Recorded data:
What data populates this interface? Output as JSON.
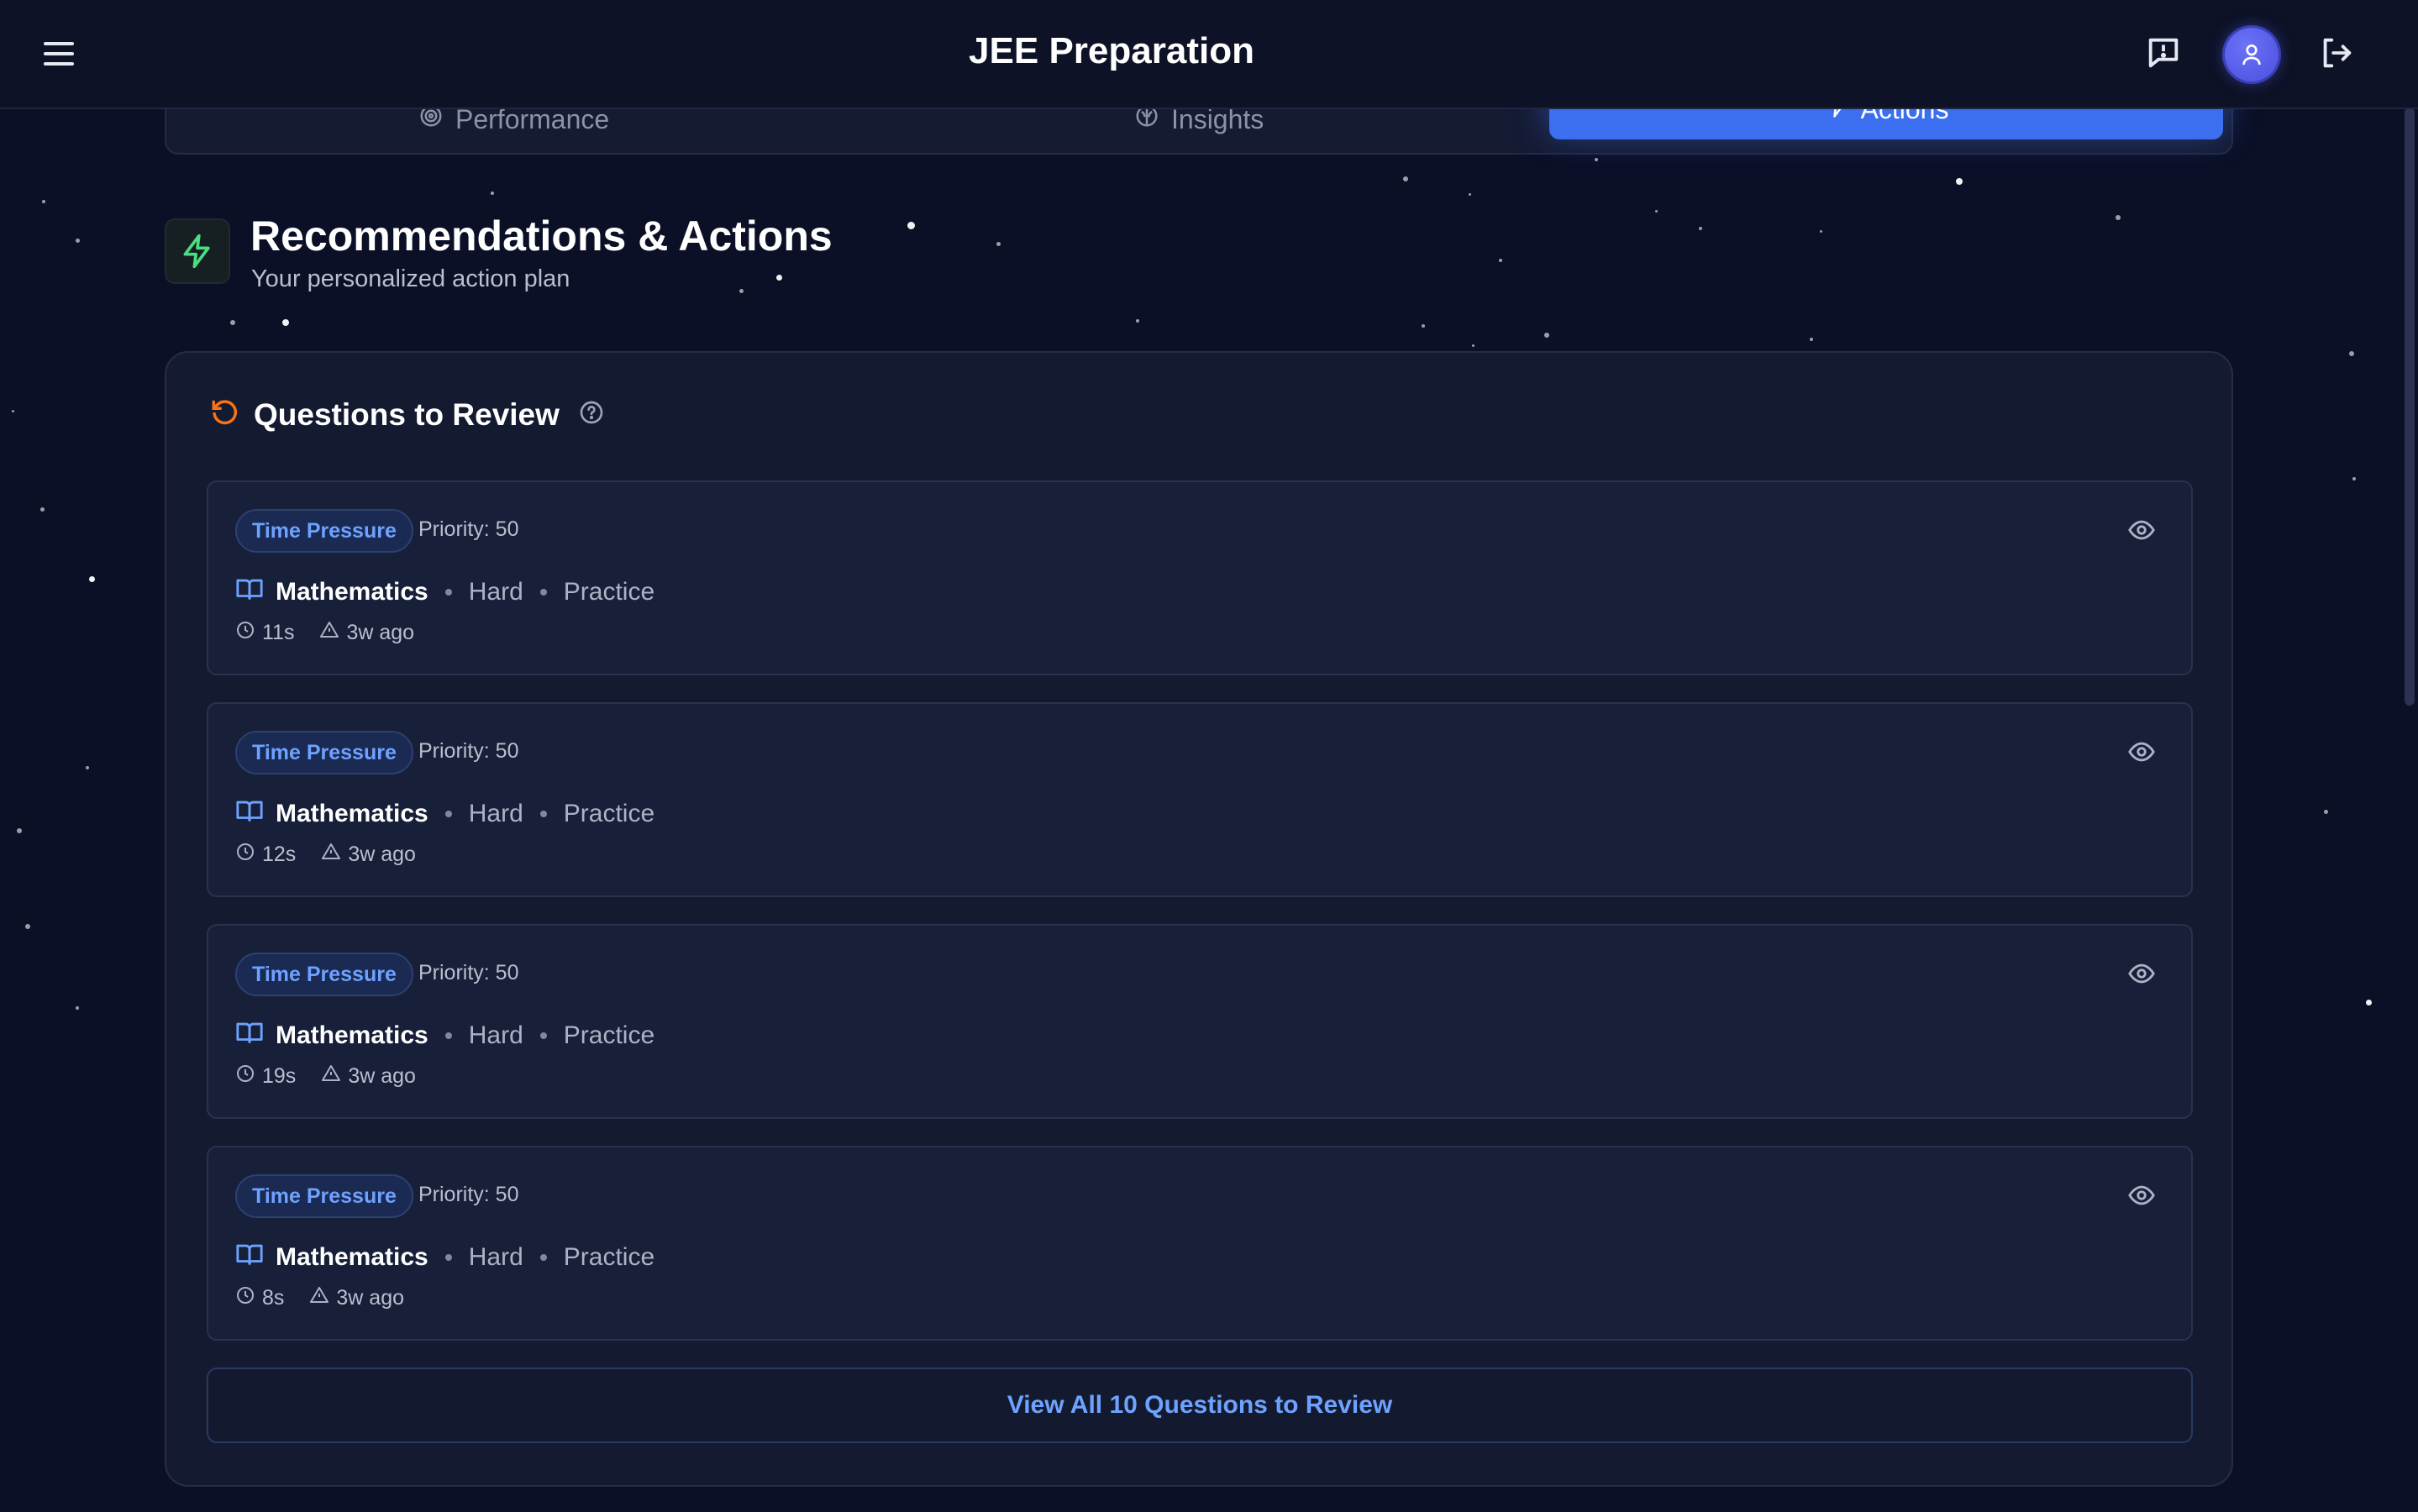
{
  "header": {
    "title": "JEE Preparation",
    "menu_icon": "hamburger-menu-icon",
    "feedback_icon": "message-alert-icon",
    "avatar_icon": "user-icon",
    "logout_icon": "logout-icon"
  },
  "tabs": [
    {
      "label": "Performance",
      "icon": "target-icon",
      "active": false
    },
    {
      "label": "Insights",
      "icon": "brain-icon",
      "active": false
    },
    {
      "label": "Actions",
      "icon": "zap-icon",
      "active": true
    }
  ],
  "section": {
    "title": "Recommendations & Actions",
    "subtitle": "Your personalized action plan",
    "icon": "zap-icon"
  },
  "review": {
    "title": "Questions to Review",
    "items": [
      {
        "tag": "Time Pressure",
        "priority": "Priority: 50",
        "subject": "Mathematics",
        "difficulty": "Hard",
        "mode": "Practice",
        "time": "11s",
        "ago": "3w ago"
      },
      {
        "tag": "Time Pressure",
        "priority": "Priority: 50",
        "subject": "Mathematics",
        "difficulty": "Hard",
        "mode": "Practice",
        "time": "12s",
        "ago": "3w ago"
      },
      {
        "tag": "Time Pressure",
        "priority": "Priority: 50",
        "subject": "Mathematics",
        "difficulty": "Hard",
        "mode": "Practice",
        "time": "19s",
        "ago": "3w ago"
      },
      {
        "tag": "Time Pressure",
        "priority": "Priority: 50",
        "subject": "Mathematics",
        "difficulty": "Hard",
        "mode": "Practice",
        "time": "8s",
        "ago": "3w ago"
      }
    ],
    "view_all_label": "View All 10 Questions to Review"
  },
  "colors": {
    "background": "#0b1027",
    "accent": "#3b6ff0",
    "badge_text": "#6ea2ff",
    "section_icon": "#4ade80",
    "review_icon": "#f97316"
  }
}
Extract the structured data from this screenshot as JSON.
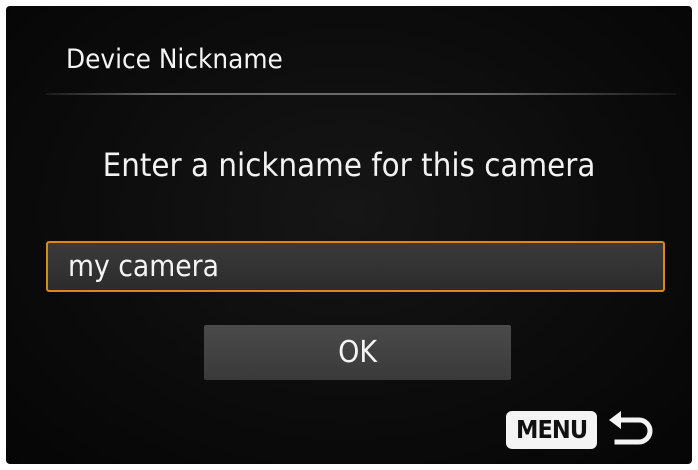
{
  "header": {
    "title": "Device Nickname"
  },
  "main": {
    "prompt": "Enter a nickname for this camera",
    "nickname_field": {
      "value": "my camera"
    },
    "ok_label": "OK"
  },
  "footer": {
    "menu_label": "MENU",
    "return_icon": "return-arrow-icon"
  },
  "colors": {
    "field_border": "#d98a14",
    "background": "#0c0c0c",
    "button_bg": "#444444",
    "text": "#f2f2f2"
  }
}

Stated goal:
Write out exactly the lines beginning with the line that holds "Extract the structured" and ending with the final line of the data, both ends included, without the pictures.

Output for this exercise:
Extract the structured data from this screenshot as JSON.
{
  "header": {
    "title": "Device Nickname"
  },
  "main": {
    "prompt": "Enter a nickname for this camera",
    "nickname_field": {
      "value": "my camera"
    },
    "ok_label": "OK"
  },
  "footer": {
    "menu_label": "MENU",
    "return_icon": "return-arrow-icon"
  },
  "colors": {
    "field_border": "#d98a14",
    "background": "#0c0c0c",
    "button_bg": "#444444",
    "text": "#f2f2f2"
  }
}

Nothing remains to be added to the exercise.